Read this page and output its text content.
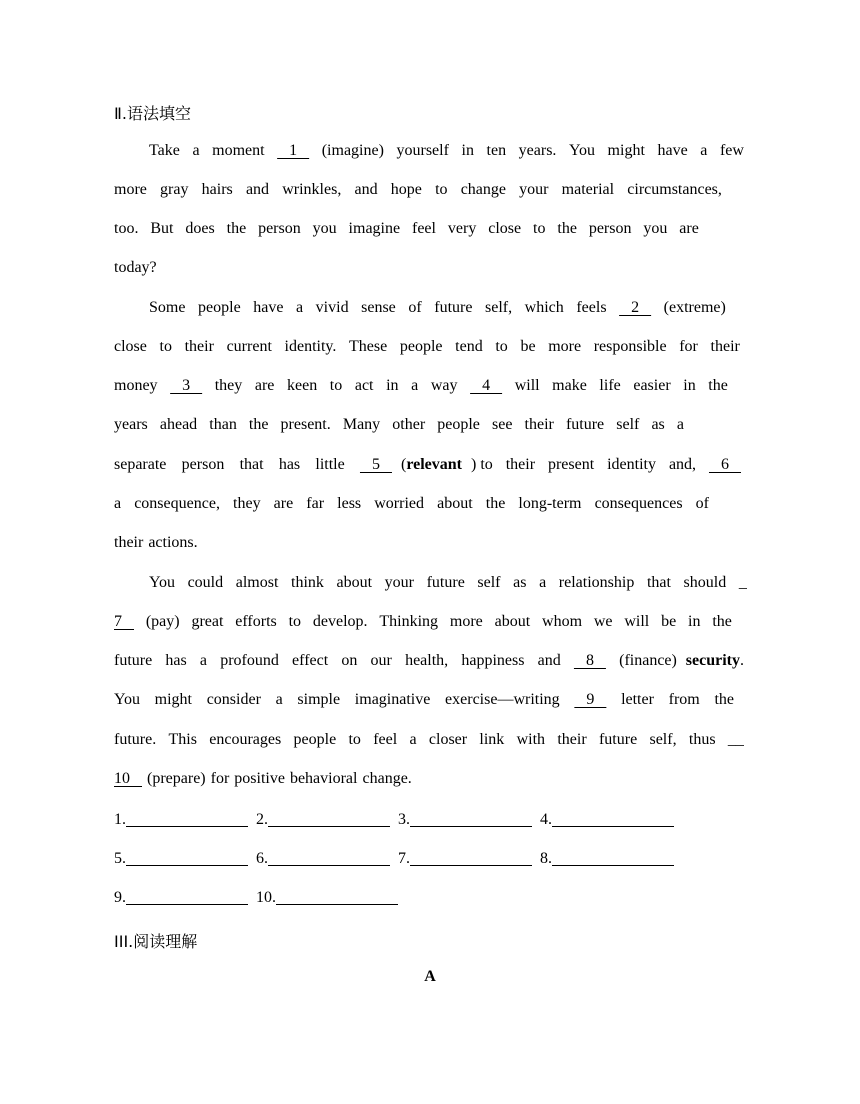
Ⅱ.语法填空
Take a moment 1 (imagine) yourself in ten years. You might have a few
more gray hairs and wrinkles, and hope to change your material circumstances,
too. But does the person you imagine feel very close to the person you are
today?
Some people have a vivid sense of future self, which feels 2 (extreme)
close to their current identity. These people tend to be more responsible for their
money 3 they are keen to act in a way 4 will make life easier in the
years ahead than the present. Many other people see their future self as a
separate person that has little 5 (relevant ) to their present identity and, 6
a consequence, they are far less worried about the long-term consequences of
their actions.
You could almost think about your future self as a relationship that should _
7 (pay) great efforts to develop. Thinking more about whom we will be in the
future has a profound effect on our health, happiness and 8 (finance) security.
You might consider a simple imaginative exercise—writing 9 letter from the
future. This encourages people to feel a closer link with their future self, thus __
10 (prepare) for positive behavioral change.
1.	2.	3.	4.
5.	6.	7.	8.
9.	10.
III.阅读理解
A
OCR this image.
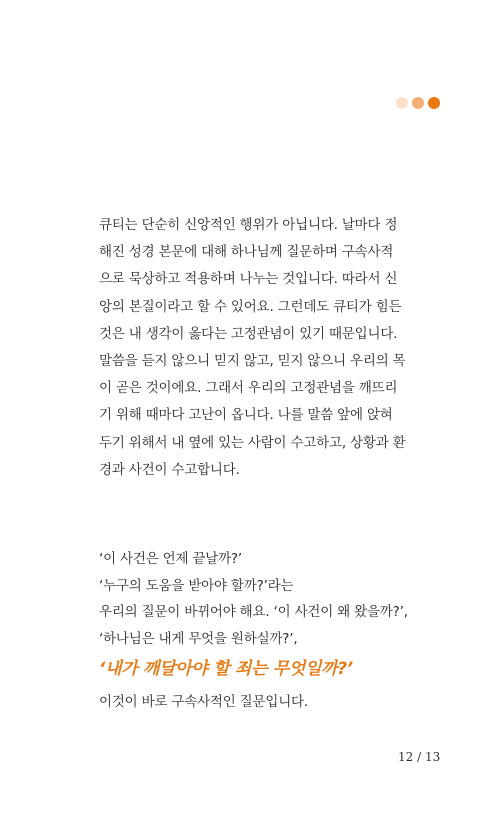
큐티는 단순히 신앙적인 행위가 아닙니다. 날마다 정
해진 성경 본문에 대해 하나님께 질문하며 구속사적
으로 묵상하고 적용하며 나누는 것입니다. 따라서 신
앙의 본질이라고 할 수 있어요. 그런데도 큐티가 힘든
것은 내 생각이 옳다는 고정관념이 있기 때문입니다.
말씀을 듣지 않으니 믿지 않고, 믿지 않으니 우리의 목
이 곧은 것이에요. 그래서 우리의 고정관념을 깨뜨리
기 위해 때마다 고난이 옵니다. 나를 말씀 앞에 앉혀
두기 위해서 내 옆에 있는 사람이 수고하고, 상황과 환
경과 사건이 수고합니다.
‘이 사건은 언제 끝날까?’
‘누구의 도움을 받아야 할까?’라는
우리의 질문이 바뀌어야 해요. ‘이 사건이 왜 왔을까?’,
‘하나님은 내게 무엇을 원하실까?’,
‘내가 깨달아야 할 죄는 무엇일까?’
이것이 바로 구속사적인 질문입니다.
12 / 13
+++
• Required work
Skipping the pictures, transcribe each line above exactly as it appears.

• Reply
Read this page and output its text content.
Ⅱ.语法填空
Take a moment 1 (imagine) yourself in ten years. You might have a few
more gray hairs and wrinkles, and hope to change your material circumstances,
too. But does the person you imagine feel very close to the person you are
today?
Some people have a vivid sense of future self, which feels 2 (extreme)
close to their current identity. These people tend to be more responsible for their
money 3 they are keen to act in a way 4 will make life easier in the
years ahead than the present. Many other people see their future self as a
separate person that has little 5 (relevant ) to their present identity and, 6
a consequence, they are far less worried about the long-term consequences of
their actions.
You could almost think about your future self as a relationship that should _
7 (pay) great efforts to develop. Thinking more about whom we will be in the
future has a profound effect on our health, happiness and 8 (finance) security.
You might consider a simple imaginative exercise—writing 9 letter from the
future. This encourages people to feel a closer link with their future self, thus __
10 (prepare) for positive behavioral change.
1.	2.	3.	4.
5.	6.	7.	8.
9.	10.
III.阅读理解
A
OCR this image.
큐티는 단순히 신앙적인 행위가 아닙니다. 날마다 정
해진 성경 본문에 대해 하나님께 질문하며 구속사적
으로 묵상하고 적용하며 나누는 것입니다. 따라서 신
앙의 본질이라고 할 수 있어요. 그런데도 큐티가 힘든
것은 내 생각이 옳다는 고정관념이 있기 때문입니다.
말씀을 듣지 않으니 믿지 않고, 믿지 않으니 우리의 목
이 곧은 것이에요. 그래서 우리의 고정관념을 깨뜨리
기 위해 때마다 고난이 옵니다. 나를 말씀 앞에 앉혀
두기 위해서 내 옆에 있는 사람이 수고하고, 상황과 환
경과 사건이 수고합니다.
‘이 사건은 언제 끝날까?’
‘누구의 도움을 받아야 할까?’라는
우리의 질문이 바뀌어야 해요. ‘이 사건이 왜 왔을까?’,
‘하나님은 내게 무엇을 원하실까?’,
‘내가 깨달아야 할 죄는 무엇일까?’
이것이 바로 구속사적인 질문입니다.
12 / 13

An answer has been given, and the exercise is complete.